* _DATA SHOWN_
★ ★ ★

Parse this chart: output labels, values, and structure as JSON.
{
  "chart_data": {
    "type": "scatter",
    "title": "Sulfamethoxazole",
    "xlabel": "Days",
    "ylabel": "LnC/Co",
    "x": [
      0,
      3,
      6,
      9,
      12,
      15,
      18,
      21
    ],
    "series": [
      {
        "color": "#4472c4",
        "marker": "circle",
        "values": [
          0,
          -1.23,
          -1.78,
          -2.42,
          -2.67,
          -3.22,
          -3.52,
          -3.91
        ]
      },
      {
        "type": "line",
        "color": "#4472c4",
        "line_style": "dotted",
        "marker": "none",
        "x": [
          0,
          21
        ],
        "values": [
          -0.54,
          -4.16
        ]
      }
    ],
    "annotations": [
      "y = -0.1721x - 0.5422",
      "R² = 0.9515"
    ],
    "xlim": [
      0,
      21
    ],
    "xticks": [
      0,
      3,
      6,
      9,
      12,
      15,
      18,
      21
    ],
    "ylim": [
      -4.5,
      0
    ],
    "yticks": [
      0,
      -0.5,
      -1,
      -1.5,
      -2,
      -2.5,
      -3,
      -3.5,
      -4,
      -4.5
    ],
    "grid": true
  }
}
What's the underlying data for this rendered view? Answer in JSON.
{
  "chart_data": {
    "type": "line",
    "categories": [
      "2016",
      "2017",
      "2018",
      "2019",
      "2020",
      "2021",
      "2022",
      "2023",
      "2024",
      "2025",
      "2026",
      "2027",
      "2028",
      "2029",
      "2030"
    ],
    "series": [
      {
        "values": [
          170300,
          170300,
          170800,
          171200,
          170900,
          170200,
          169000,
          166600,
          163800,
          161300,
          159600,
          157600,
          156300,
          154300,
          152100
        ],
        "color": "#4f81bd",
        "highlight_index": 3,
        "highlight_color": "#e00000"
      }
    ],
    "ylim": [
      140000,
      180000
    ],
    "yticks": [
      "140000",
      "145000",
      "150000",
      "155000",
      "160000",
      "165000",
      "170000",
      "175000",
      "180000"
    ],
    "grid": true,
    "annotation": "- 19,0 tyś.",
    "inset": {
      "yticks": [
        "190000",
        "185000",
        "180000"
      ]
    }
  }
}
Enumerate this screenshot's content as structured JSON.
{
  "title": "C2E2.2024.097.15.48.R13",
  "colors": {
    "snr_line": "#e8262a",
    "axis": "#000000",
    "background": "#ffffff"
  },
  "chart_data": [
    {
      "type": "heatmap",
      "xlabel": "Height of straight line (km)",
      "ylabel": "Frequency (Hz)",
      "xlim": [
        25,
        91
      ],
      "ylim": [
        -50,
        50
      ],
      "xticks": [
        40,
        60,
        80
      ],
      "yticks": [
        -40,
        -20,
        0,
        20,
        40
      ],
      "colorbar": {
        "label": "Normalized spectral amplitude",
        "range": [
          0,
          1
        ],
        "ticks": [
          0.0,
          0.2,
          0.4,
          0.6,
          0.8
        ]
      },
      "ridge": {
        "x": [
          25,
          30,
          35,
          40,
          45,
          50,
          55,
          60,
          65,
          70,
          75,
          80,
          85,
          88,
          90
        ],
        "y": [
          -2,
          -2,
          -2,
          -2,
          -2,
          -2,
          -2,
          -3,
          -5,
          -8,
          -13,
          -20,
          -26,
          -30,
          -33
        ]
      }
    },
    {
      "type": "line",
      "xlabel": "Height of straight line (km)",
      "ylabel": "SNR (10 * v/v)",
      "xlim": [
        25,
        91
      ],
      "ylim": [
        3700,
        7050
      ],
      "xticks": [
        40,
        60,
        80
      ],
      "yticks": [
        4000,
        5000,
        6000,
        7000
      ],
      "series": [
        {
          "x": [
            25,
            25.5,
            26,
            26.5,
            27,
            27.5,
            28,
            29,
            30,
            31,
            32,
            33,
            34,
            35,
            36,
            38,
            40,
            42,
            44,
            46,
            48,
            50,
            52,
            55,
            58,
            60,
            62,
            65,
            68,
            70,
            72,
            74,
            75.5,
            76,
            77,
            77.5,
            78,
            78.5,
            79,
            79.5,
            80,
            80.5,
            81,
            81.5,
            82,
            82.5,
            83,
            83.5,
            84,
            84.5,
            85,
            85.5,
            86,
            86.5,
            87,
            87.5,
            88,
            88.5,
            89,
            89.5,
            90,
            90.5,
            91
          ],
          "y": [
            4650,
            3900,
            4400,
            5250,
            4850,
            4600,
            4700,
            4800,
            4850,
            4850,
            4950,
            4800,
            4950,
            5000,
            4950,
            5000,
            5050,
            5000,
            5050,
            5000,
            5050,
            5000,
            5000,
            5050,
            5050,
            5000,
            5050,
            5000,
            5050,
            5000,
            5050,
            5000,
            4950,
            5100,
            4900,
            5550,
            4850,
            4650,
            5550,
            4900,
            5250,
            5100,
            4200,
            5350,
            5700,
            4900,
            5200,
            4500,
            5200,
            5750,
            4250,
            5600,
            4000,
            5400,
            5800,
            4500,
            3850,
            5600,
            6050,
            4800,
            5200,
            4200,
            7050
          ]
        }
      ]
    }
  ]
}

★ ★ ★

* _EXERCISE INSTRUCTIONS_
Please restate the data word for word, every record included.

* _ANSWER TO THE TASK_
Parse this chart: output labels, values, and structure as JSON.
{
  "chart_data": {
    "type": "scatter",
    "title": "Sulfamethoxazole",
    "xlabel": "Days",
    "ylabel": "LnC/Co",
    "x": [
      0,
      3,
      6,
      9,
      12,
      15,
      18,
      21
    ],
    "series": [
      {
        "color": "#4472c4",
        "marker": "circle",
        "values": [
          0,
          -1.23,
          -1.78,
          -2.42,
          -2.67,
          -3.22,
          -3.52,
          -3.91
        ]
      },
      {
        "type": "line",
        "color": "#4472c4",
        "line_style": "dotted",
        "marker": "none",
        "x": [
          0,
          21
        ],
        "values": [
          -0.54,
          -4.16
        ]
      }
    ],
    "annotations": [
      "y = -0.1721x - 0.5422",
      "R² = 0.9515"
    ],
    "xlim": [
      0,
      21
    ],
    "xticks": [
      0,
      3,
      6,
      9,
      12,
      15,
      18,
      21
    ],
    "ylim": [
      -4.5,
      0
    ],
    "yticks": [
      0,
      -0.5,
      -1,
      -1.5,
      -2,
      -2.5,
      -3,
      -3.5,
      -4,
      -4.5
    ],
    "grid": true
  }
}
What's the underlying data for this rendered view? Answer in JSON.
{
  "chart_data": {
    "type": "line",
    "categories": [
      "2016",
      "2017",
      "2018",
      "2019",
      "2020",
      "2021",
      "2022",
      "2023",
      "2024",
      "2025",
      "2026",
      "2027",
      "2028",
      "2029",
      "2030"
    ],
    "series": [
      {
        "values": [
          170300,
          170300,
          170800,
          171200,
          170900,
          170200,
          169000,
          166600,
          163800,
          161300,
          159600,
          157600,
          156300,
          154300,
          152100
        ],
        "color": "#4f81bd",
        "highlight_index": 3,
        "highlight_color": "#e00000"
      }
    ],
    "ylim": [
      140000,
      180000
    ],
    "yticks": [
      "140000",
      "145000",
      "150000",
      "155000",
      "160000",
      "165000",
      "170000",
      "175000",
      "180000"
    ],
    "grid": true,
    "annotation": "- 19,0 tyś.",
    "inset": {
      "yticks": [
        "190000",
        "185000",
        "180000"
      ]
    }
  }
}
Enumerate this screenshot's content as structured JSON.
{
  "title": "C2E2.2024.097.15.48.R13",
  "colors": {
    "snr_line": "#e8262a",
    "axis": "#000000",
    "background": "#ffffff"
  },
  "chart_data": [
    {
      "type": "heatmap",
      "xlabel": "Height of straight line (km)",
      "ylabel": "Frequency (Hz)",
      "xlim": [
        25,
        91
      ],
      "ylim": [
        -50,
        50
      ],
      "xticks": [
        40,
        60,
        80
      ],
      "yticks": [
        -40,
        -20,
        0,
        20,
        40
      ],
      "colorbar": {
        "label": "Normalized spectral amplitude",
        "range": [
          0,
          1
        ],
        "ticks": [
          0.0,
          0.2,
          0.4,
          0.6,
          0.8
        ]
      },
      "ridge": {
        "x": [
          25,
          30,
          35,
          40,
          45,
          50,
          55,
          60,
          65,
          70,
          75,
          80,
          85,
          88,
          90
        ],
        "y": [
          -2,
          -2,
          -2,
          -2,
          -2,
          -2,
          -2,
          -3,
          -5,
          -8,
          -13,
          -20,
          -26,
          -30,
          -33
        ]
      }
    },
    {
      "type": "line",
      "xlabel": "Height of straight line (km)",
      "ylabel": "SNR (10 * v/v)",
      "xlim": [
        25,
        91
      ],
      "ylim": [
        3700,
        7050
      ],
      "xticks": [
        40,
        60,
        80
      ],
      "yticks": [
        4000,
        5000,
        6000,
        7000
      ],
      "series": [
        {
          "x": [
            25,
            25.5,
            26,
            26.5,
            27,
            27.5,
            28,
            29,
            30,
            31,
            32,
            33,
            34,
            35,
            36,
            38,
            40,
            42,
            44,
            46,
            48,
            50,
            52,
            55,
            58,
            60,
            62,
            65,
            68,
            70,
            72,
            74,
            75.5,
            76,
            77,
            77.5,
            78,
            78.5,
            79,
            79.5,
            80,
            80.5,
            81,
            81.5,
            82,
            82.5,
            83,
            83.5,
            84,
            84.5,
            85,
            85.5,
            86,
            86.5,
            87,
            87.5,
            88,
            88.5,
            89,
            89.5,
            90,
            90.5,
            91
          ],
          "y": [
            4650,
            3900,
            4400,
            5250,
            4850,
            4600,
            4700,
            4800,
            4850,
            4850,
            4950,
            4800,
            4950,
            5000,
            4950,
            5000,
            5050,
            5000,
            5050,
            5000,
            5050,
            5000,
            5000,
            5050,
            5050,
            5000,
            5050,
            5000,
            5050,
            5000,
            5050,
            5000,
            4950,
            5100,
            4900,
            5550,
            4850,
            4650,
            5550,
            4900,
            5250,
            5100,
            4200,
            5350,
            5700,
            4900,
            5200,
            4500,
            5200,
            5750,
            4250,
            5600,
            4000,
            5400,
            5800,
            4500,
            3850,
            5600,
            6050,
            4800,
            5200,
            4200,
            7050
          ]
        }
      ]
    }
  ]
}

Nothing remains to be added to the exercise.